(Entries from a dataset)
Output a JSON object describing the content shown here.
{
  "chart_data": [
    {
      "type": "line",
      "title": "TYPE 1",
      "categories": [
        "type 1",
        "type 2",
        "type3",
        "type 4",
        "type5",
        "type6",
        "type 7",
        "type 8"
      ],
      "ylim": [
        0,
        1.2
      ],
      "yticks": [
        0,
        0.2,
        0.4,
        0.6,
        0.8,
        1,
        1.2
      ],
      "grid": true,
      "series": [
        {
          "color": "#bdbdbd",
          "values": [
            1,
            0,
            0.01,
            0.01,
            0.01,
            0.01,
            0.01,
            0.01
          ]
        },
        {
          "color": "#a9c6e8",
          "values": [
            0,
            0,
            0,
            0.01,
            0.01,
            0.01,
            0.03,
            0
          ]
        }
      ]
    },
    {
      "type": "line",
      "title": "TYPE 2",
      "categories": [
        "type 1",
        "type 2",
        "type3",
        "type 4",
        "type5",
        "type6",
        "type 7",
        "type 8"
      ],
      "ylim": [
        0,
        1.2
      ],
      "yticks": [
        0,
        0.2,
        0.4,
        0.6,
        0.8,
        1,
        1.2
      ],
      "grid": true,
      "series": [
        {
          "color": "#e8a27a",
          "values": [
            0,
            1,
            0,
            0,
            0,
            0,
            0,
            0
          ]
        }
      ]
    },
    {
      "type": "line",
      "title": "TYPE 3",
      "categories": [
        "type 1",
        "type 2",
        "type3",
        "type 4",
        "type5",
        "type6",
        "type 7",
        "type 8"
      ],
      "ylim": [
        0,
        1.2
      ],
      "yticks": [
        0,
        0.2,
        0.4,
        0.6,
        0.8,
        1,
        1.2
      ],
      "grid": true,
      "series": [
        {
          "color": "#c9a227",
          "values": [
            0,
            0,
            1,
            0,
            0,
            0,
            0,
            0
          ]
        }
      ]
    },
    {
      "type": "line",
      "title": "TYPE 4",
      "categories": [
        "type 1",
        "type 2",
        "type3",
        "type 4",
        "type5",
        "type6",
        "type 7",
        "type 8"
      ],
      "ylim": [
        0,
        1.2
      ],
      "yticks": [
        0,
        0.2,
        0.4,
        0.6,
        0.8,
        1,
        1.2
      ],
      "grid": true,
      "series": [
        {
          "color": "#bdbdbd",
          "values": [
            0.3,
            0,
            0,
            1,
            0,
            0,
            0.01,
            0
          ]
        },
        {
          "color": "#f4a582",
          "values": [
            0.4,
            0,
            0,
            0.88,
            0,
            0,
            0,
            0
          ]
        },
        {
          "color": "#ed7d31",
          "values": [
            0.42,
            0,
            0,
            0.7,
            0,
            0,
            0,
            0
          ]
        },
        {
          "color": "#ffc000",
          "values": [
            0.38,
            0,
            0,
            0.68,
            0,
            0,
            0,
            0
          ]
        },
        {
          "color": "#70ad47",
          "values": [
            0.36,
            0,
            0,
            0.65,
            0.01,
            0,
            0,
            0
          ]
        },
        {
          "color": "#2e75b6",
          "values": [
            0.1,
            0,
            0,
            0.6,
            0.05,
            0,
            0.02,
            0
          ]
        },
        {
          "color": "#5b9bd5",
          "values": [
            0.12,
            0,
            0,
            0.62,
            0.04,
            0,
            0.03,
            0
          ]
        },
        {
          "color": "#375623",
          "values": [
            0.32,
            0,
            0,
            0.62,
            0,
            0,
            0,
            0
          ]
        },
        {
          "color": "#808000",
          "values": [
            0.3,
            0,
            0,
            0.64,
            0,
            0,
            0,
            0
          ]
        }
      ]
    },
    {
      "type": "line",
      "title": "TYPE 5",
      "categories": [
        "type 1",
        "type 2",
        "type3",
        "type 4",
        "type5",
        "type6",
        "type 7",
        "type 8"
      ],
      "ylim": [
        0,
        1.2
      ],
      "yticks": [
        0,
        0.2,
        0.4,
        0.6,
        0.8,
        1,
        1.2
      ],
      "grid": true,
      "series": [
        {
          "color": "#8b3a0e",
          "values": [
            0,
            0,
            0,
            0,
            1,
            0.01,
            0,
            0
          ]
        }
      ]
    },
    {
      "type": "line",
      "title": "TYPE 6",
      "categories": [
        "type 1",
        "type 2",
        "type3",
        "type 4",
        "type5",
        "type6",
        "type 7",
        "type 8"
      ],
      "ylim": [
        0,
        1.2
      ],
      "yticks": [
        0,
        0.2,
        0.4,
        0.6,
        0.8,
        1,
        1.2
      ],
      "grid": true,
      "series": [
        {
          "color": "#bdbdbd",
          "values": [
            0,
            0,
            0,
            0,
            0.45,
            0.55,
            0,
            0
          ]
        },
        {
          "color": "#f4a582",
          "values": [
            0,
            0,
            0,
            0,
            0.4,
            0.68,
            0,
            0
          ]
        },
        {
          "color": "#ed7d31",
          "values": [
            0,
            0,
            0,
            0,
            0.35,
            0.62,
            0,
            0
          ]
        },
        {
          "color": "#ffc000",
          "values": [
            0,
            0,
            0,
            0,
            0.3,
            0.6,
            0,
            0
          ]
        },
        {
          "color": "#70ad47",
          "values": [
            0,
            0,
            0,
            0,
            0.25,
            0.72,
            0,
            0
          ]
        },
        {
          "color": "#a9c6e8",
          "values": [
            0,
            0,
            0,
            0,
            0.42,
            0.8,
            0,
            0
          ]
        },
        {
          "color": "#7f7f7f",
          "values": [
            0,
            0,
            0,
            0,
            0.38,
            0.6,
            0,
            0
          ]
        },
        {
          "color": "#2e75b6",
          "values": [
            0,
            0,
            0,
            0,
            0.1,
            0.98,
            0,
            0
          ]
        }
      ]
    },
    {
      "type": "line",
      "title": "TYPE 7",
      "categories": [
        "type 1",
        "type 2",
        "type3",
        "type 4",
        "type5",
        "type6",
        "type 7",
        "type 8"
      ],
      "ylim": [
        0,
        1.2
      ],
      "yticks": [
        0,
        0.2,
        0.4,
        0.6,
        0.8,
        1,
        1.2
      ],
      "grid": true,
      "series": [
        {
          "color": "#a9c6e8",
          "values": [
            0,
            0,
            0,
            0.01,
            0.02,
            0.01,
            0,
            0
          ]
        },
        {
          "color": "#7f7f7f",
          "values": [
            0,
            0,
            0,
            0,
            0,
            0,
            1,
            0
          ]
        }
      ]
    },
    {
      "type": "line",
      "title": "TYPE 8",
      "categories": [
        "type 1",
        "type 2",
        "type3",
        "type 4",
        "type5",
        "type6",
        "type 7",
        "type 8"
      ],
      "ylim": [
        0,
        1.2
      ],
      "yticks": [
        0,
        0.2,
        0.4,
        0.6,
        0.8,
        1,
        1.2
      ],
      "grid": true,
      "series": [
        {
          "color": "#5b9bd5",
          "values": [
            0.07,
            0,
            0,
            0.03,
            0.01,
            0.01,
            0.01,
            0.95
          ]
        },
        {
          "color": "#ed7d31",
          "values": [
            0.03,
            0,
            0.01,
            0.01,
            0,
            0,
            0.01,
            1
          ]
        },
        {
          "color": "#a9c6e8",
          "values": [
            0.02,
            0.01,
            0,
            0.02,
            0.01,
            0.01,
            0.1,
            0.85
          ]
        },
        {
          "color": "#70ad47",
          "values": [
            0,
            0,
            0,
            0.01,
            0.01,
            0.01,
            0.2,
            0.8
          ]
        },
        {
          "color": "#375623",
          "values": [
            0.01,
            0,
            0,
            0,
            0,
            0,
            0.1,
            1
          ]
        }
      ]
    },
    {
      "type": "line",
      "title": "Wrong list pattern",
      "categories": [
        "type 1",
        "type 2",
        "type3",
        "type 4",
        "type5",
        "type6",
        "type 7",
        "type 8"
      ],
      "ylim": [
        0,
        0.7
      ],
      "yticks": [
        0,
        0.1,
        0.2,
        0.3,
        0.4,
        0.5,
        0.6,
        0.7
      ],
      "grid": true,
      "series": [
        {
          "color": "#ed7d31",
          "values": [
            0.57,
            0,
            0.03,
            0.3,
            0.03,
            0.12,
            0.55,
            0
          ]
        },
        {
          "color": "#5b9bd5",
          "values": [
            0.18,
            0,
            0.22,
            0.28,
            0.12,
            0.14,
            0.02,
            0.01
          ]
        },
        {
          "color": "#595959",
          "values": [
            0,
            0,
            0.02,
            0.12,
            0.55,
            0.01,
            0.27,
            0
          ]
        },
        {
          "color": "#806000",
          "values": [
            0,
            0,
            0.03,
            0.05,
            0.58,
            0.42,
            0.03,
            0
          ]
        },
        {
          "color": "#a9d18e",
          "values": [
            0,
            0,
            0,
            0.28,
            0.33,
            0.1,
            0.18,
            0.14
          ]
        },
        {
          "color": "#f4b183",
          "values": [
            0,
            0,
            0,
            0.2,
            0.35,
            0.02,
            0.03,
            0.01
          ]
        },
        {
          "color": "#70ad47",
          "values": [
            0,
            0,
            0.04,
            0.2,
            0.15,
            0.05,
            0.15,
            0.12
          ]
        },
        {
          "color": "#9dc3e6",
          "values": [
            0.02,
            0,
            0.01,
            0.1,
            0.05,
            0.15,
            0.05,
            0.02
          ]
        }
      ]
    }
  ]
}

:: PROBLEM ::
Only a number is wanted: how many lines of the data above contain "title"?

:: THE REPLY ::
9